Given information »

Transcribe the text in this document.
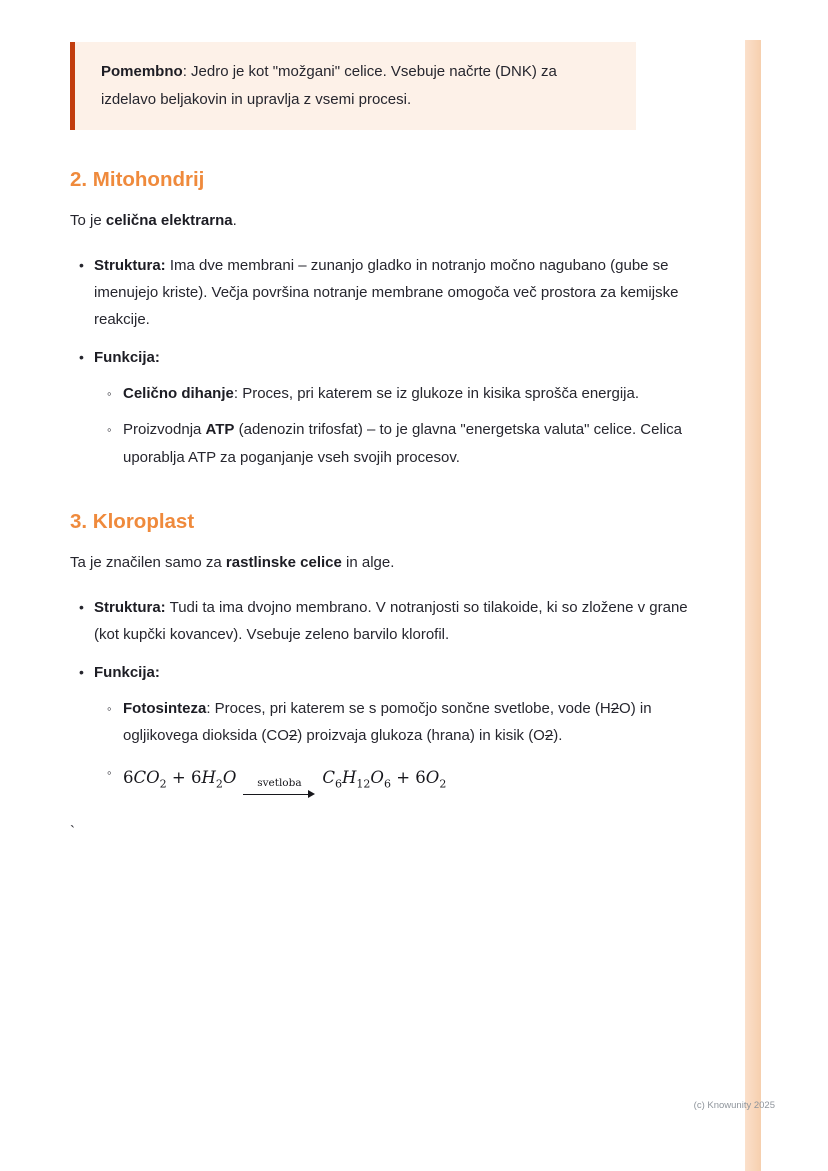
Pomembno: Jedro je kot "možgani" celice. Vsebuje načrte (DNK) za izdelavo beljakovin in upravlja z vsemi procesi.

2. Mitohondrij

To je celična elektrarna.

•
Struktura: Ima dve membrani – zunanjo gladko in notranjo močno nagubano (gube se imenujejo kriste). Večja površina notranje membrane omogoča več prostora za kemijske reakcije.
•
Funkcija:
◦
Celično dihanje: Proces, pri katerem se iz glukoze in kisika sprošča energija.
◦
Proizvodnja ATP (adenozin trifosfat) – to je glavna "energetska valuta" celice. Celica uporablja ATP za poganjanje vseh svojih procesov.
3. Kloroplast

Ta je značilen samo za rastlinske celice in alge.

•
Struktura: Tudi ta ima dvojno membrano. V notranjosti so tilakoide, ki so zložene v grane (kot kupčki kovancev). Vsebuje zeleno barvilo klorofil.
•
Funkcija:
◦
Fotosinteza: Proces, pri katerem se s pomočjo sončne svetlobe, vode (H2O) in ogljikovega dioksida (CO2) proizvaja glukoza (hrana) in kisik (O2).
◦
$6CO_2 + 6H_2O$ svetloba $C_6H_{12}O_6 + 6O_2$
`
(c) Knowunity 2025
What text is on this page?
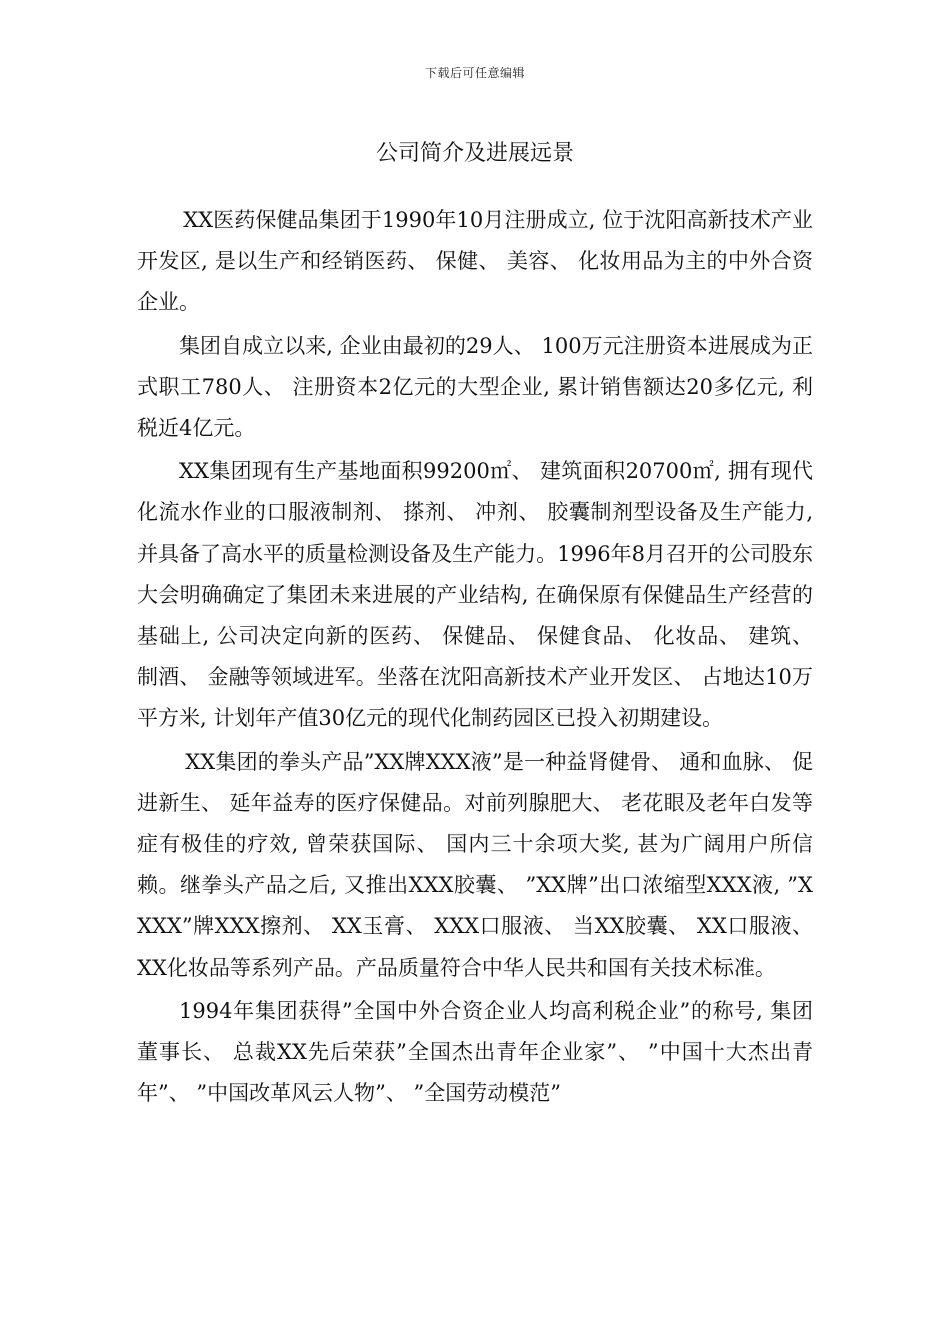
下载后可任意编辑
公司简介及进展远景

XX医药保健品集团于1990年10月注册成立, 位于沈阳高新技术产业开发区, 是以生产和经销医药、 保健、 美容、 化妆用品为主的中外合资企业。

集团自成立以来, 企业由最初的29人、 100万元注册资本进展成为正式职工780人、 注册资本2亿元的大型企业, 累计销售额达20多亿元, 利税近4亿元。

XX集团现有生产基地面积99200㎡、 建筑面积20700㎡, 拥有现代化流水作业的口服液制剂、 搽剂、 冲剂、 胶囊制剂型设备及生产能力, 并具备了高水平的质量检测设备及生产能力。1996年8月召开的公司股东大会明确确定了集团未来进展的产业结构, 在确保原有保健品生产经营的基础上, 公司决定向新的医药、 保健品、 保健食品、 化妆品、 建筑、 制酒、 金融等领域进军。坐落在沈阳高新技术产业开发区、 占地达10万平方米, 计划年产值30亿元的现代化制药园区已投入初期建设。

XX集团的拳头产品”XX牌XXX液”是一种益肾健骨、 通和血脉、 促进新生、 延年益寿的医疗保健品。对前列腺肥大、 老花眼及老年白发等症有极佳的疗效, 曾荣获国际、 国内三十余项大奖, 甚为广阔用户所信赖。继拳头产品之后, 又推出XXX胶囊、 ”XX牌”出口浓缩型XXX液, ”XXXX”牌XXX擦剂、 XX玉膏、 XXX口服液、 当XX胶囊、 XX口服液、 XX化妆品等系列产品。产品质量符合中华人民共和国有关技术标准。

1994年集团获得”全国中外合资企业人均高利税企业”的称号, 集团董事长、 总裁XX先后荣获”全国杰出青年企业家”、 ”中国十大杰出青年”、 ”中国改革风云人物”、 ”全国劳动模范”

Goal » What is the number of lines above that hold the string "celice"? Answer with that number alone.

In response » 3